> **Required work**
Locate each line containing the string "巴黎协定" and copy it out.

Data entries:
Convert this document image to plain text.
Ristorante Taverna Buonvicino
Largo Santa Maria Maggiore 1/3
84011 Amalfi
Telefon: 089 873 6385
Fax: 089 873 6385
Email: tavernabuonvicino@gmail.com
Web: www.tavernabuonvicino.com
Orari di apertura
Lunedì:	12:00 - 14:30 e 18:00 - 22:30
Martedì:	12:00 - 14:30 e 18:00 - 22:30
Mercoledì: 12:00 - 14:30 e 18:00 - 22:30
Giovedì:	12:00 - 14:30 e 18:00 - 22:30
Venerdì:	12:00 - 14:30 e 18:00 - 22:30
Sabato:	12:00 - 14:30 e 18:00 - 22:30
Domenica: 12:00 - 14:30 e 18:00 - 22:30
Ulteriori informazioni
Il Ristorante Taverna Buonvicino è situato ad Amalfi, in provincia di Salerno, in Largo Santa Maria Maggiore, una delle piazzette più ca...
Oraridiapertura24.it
--
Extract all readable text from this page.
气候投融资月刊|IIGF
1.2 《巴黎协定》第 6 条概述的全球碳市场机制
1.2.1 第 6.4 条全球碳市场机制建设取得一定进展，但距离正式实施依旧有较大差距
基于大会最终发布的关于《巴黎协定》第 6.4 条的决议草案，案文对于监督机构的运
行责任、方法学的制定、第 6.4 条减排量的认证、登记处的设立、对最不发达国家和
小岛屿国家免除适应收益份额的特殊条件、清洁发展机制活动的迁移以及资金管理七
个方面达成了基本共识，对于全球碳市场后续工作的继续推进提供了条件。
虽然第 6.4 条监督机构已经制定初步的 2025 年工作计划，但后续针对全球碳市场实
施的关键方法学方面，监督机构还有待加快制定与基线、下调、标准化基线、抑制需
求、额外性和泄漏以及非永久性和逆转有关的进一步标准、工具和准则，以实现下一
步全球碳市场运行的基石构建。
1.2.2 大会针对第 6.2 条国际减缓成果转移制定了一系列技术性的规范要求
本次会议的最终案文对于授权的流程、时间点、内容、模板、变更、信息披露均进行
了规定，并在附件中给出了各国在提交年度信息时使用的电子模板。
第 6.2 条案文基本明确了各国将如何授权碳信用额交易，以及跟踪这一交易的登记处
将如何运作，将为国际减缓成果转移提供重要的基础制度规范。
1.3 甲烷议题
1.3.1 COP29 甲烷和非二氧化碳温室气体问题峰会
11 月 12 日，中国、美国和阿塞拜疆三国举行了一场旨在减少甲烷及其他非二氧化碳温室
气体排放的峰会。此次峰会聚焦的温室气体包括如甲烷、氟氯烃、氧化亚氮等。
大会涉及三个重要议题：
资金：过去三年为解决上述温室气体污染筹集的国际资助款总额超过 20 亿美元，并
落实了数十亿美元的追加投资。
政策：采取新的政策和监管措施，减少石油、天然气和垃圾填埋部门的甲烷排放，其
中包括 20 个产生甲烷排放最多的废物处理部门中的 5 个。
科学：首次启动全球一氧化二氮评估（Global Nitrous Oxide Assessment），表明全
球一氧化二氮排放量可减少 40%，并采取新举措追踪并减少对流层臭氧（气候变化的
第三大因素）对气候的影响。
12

> **Answer for the task**
1.2 《巴黎协定》第 6 条概述的全球碳市场机制
基于大会最终发布的关于《巴黎协定》第 6.4 条的决议草案，案文对于监督机构的运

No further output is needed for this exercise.